The problem: State how many lines contain "Ольга", and write nothing except that count.

Data for processing:
BEGIN
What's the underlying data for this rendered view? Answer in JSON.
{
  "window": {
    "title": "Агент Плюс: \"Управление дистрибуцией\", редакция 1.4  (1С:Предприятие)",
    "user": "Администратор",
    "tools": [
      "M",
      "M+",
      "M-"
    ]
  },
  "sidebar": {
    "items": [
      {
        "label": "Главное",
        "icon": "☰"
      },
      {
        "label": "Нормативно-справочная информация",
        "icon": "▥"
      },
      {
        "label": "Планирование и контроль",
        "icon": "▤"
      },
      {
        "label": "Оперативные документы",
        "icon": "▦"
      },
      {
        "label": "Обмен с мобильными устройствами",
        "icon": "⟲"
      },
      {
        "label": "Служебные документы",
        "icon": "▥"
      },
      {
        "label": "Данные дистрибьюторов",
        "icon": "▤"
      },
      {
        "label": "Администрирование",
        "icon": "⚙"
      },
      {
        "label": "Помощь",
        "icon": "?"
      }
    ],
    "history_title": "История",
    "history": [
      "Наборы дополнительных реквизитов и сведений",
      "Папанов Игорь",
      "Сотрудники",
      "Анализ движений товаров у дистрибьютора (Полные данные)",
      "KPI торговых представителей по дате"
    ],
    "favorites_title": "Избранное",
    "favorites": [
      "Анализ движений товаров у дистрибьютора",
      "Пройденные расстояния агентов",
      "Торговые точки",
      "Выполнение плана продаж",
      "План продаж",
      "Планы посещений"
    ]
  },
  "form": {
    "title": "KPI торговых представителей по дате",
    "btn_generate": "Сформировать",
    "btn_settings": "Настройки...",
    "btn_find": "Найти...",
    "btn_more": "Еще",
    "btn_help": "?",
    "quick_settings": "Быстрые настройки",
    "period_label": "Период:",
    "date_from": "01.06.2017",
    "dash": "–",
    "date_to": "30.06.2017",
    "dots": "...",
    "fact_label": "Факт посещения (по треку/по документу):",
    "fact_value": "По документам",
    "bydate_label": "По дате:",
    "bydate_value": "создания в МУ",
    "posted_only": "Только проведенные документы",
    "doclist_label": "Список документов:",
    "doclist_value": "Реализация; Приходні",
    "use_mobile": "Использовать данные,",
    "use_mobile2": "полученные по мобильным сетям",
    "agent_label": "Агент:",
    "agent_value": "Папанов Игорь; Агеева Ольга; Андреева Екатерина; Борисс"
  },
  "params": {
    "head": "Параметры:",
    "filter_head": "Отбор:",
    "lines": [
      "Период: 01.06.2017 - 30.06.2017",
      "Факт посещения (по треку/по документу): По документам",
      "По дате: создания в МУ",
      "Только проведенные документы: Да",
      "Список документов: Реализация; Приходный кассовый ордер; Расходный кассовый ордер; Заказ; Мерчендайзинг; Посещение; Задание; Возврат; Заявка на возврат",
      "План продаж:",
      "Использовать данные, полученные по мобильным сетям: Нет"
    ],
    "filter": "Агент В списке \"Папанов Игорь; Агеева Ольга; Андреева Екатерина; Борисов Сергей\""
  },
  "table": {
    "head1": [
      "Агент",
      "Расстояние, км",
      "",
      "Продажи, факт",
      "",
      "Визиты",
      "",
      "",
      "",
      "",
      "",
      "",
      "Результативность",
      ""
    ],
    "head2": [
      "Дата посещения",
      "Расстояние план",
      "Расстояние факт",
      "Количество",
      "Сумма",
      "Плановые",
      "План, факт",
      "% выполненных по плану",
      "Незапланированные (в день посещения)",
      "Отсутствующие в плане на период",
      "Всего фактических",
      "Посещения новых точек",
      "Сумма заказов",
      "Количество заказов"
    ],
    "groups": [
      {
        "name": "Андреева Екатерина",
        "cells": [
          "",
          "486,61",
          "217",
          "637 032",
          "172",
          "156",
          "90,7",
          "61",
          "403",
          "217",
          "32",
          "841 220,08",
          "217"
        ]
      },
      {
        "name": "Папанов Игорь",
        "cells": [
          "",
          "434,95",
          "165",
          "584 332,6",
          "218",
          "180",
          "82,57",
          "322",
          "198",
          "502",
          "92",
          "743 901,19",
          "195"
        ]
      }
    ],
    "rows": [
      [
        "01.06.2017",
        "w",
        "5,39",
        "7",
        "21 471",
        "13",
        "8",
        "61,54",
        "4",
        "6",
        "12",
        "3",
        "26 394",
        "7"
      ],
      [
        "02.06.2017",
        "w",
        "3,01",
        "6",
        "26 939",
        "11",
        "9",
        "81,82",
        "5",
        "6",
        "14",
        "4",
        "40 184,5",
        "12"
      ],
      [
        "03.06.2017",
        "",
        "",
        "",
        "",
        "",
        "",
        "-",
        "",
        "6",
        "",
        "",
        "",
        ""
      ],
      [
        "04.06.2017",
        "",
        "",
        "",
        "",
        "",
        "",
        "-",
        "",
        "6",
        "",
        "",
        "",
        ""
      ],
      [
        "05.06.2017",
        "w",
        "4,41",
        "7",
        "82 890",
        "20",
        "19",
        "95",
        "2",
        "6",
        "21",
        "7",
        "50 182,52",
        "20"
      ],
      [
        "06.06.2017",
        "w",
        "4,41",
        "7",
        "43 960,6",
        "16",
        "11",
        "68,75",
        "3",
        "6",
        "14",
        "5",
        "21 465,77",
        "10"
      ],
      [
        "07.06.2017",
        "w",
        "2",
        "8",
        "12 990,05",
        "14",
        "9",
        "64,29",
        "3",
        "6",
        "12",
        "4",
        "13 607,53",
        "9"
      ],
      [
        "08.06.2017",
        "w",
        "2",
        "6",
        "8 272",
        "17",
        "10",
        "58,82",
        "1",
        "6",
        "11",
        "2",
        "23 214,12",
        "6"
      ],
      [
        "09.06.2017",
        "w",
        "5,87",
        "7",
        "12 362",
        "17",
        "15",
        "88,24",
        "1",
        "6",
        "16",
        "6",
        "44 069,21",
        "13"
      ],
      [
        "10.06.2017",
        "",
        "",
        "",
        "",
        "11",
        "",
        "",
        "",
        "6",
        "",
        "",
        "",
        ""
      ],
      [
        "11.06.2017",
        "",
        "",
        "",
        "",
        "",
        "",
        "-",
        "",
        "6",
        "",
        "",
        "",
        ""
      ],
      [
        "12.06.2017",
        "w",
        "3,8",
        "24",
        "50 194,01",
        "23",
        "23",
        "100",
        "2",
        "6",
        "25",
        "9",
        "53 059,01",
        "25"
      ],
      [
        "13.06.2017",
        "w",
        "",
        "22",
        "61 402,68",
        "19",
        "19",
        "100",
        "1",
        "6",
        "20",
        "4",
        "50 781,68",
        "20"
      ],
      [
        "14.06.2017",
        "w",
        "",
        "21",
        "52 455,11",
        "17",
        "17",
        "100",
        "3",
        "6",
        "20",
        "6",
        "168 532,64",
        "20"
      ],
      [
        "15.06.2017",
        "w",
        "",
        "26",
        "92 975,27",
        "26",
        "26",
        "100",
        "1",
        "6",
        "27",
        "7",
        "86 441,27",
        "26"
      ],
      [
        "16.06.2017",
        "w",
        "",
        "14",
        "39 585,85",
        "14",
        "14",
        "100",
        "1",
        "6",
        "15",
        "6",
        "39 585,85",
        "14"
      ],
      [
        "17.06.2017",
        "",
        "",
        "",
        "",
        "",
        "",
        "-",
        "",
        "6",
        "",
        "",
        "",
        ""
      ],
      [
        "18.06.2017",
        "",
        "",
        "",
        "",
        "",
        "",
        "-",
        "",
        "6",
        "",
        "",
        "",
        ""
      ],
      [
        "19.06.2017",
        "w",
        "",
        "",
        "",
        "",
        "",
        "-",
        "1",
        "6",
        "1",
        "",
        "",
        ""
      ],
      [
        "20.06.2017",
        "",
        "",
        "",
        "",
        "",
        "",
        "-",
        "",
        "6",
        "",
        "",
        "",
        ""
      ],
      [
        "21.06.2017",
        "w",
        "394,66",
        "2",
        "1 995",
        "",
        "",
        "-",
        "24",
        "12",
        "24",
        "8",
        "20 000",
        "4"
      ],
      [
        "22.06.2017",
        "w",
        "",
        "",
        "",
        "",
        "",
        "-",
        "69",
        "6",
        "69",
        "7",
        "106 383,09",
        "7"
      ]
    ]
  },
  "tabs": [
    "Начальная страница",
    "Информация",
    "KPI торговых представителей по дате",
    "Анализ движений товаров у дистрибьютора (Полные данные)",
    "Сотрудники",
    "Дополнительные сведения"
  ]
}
END
The result: 2